• **What the task requires**
Repeat the whole listing below, word for word.

• **Records shown**
==============================

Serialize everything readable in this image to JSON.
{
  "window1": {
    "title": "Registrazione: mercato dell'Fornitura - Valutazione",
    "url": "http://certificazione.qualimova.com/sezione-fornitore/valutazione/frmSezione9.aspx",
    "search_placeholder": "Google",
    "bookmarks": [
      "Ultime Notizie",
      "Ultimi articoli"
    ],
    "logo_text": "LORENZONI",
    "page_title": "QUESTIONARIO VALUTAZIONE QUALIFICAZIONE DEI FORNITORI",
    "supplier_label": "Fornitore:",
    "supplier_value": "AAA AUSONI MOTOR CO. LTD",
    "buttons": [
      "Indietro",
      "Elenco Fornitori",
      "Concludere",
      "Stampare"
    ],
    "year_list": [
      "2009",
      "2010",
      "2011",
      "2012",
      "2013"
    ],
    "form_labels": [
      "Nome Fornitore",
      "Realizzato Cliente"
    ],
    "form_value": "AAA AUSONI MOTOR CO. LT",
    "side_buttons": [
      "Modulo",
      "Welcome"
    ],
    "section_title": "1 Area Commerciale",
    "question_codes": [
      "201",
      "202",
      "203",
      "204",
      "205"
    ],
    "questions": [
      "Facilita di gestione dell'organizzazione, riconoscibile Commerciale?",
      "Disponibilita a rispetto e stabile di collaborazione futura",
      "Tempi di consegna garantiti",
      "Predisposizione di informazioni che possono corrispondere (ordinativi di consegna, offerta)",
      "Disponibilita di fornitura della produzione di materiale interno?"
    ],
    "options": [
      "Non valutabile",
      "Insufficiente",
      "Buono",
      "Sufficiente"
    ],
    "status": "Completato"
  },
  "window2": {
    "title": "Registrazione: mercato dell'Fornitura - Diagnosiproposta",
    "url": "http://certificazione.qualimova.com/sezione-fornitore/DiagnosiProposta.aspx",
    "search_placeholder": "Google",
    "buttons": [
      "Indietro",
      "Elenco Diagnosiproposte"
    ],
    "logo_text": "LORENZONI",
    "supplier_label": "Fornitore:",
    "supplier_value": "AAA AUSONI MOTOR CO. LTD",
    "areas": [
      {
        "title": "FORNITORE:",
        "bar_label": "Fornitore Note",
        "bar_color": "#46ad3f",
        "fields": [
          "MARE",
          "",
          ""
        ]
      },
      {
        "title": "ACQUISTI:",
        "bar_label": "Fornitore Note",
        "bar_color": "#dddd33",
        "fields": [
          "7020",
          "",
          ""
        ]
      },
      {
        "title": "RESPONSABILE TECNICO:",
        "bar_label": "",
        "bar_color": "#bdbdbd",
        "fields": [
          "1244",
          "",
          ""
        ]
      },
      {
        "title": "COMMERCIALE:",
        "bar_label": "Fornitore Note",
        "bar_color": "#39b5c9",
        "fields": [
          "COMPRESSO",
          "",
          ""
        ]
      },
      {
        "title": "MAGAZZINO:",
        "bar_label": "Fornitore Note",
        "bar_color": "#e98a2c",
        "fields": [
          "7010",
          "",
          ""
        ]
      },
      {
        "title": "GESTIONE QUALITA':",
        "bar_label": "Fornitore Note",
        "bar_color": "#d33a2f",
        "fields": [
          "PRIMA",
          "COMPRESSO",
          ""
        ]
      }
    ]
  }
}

==============================

• **Completed task**
Serialize everything readable in this image to JSON.
{
  "window1": {
    "title": "Registrazione: mercato dell'Fornitura - Valutazione",
    "url": "http://certificazione.qualimova.com/sezione-fornitore/valutazione/frmSezione9.aspx",
    "search_placeholder": "Google",
    "bookmarks": [
      "Ultime Notizie",
      "Ultimi articoli"
    ],
    "logo_text": "LORENZONI",
    "page_title": "QUESTIONARIO VALUTAZIONE QUALIFICAZIONE DEI FORNITORI",
    "supplier_label": "Fornitore:",
    "supplier_value": "AAA AUSONI MOTOR CO. LTD",
    "buttons": [
      "Indietro",
      "Elenco Fornitori",
      "Concludere",
      "Stampare"
    ],
    "year_list": [
      "2009",
      "2010",
      "2011",
      "2012",
      "2013"
    ],
    "form_labels": [
      "Nome Fornitore",
      "Realizzato Cliente"
    ],
    "form_value": "AAA AUSONI MOTOR CO. LT",
    "side_buttons": [
      "Modulo",
      "Welcome"
    ],
    "section_title": "1 Area Commerciale",
    "question_codes": [
      "201",
      "202",
      "203",
      "204",
      "205"
    ],
    "questions": [
      "Facilita di gestione dell'organizzazione, riconoscibile Commerciale?",
      "Disponibilita a rispetto e stabile di collaborazione futura",
      "Tempi di consegna garantiti",
      "Predisposizione di informazioni che possono corrispondere (ordinativi di consegna, offerta)",
      "Disponibilita di fornitura della produzione di materiale interno?"
    ],
    "options": [
      "Non valutabile",
      "Insufficiente",
      "Buono",
      "Sufficiente"
    ],
    "status": "Completato"
  },
  "window2": {
    "title": "Registrazione: mercato dell'Fornitura - Diagnosiproposta",
    "url": "http://certificazione.qualimova.com/sezione-fornitore/DiagnosiProposta.aspx",
    "search_placeholder": "Google",
    "buttons": [
      "Indietro",
      "Elenco Diagnosiproposte"
    ],
    "logo_text": "LORENZONI",
    "supplier_label": "Fornitore:",
    "supplier_value": "AAA AUSONI MOTOR CO. LTD",
    "areas": [
      {
        "title": "FORNITORE:",
        "bar_label": "Fornitore Note",
        "bar_color": "#46ad3f",
        "fields": [
          "MARE",
          "",
          ""
        ]
      },
      {
        "title": "ACQUISTI:",
        "bar_label": "Fornitore Note",
        "bar_color": "#dddd33",
        "fields": [
          "7020",
          "",
          ""
        ]
      },
      {
        "title": "RESPONSABILE TECNICO:",
        "bar_label": "",
        "bar_color": "#bdbdbd",
        "fields": [
          "1244",
          "",
          ""
        ]
      },
      {
        "title": "COMMERCIALE:",
        "bar_label": "Fornitore Note",
        "bar_color": "#39b5c9",
        "fields": [
          "COMPRESSO",
          "",
          ""
        ]
      },
      {
        "title": "MAGAZZINO:",
        "bar_label": "Fornitore Note",
        "bar_color": "#e98a2c",
        "fields": [
          "7010",
          "",
          ""
        ]
      },
      {
        "title": "GESTIONE QUALITA':",
        "bar_label": "Fornitore Note",
        "bar_color": "#d33a2f",
        "fields": [
          "PRIMA",
          "COMPRESSO",
          ""
        ]
      }
    ]
  }
}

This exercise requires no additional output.